» Instructions for the task: Return the count of lines that hold the string "what", with no other words.
==*==
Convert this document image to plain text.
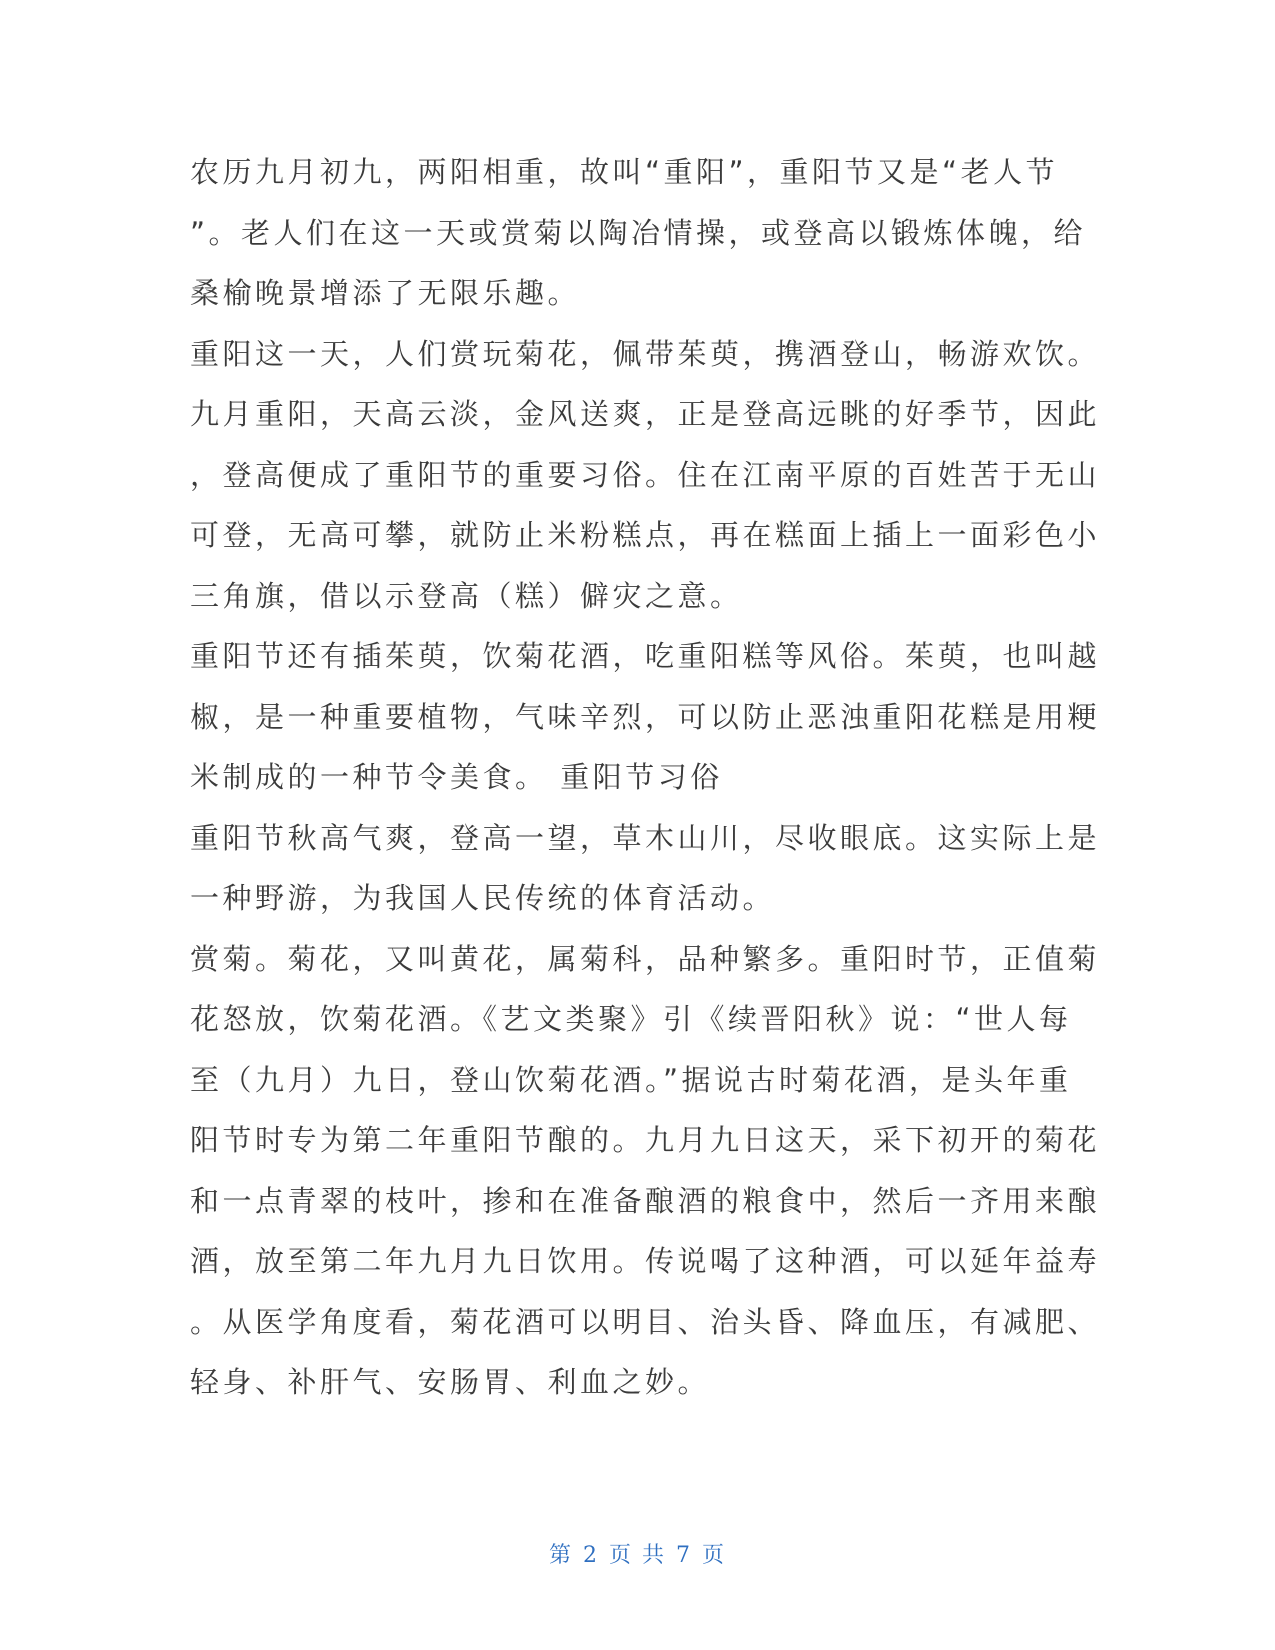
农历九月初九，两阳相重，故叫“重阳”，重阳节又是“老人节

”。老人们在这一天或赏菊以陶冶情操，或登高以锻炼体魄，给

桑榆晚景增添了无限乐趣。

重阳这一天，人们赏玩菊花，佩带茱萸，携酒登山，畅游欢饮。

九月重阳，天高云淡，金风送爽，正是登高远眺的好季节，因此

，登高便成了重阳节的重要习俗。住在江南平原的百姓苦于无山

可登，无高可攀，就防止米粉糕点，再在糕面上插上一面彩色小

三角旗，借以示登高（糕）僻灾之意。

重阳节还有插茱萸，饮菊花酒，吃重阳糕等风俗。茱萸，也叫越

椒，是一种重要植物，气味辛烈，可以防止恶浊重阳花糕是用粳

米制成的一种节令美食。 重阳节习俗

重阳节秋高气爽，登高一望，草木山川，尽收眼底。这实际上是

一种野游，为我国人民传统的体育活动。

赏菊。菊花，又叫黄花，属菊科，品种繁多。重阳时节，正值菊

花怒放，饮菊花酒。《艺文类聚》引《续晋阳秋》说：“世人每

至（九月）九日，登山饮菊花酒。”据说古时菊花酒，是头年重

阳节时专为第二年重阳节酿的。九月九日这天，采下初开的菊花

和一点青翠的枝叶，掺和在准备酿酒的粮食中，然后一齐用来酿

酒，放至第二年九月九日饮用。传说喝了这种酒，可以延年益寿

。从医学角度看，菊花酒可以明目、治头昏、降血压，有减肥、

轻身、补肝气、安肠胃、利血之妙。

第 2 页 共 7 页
==*==
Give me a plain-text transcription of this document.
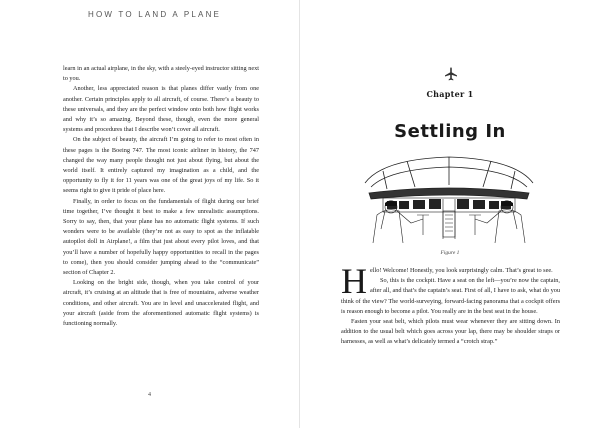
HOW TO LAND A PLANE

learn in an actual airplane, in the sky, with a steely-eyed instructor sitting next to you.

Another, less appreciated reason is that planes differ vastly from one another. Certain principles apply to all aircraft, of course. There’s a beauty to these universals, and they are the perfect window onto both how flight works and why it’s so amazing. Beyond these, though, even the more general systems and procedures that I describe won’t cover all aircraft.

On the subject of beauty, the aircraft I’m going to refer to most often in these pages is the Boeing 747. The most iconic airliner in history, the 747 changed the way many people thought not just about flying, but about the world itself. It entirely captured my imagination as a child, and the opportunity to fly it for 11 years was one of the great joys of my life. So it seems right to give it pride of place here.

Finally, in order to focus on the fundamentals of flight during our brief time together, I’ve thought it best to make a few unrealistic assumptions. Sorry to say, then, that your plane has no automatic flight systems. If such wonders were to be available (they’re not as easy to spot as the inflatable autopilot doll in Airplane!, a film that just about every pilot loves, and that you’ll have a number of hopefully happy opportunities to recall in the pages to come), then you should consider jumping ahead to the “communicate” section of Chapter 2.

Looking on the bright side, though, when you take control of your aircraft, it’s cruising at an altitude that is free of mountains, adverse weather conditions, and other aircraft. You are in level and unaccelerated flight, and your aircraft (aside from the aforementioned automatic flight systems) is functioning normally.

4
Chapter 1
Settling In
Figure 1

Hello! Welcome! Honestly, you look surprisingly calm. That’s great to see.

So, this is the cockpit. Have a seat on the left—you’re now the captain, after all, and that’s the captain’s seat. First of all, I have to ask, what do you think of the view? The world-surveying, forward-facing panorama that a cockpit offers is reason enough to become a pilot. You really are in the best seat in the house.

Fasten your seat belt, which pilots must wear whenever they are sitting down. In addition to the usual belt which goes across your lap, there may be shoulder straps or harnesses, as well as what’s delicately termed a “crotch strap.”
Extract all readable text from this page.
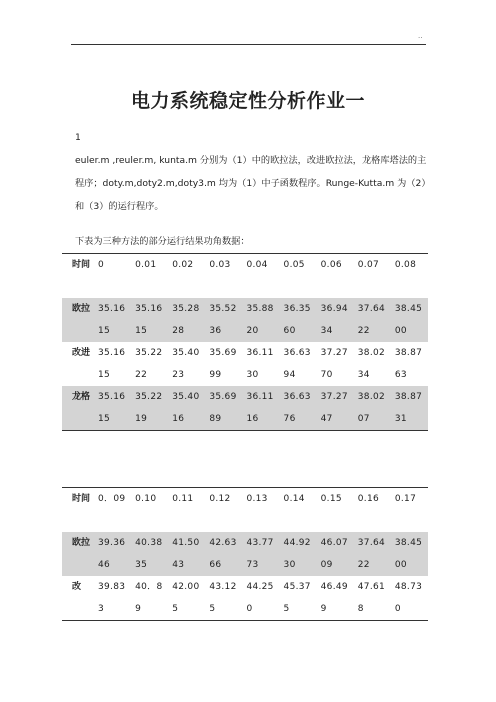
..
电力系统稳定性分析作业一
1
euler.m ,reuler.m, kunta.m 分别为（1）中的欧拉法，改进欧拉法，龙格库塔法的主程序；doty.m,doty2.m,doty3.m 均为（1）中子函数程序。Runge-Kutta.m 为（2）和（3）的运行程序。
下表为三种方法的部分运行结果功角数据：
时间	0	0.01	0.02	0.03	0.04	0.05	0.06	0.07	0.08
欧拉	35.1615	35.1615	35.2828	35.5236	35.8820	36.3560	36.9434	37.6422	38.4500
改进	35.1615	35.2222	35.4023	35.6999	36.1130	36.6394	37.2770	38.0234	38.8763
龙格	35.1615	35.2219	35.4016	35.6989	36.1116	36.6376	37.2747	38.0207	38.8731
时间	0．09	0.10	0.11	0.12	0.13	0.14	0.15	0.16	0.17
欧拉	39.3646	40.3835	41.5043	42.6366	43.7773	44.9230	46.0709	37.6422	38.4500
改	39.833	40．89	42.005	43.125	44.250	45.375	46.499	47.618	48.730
==*==
» Response to the exercise: 2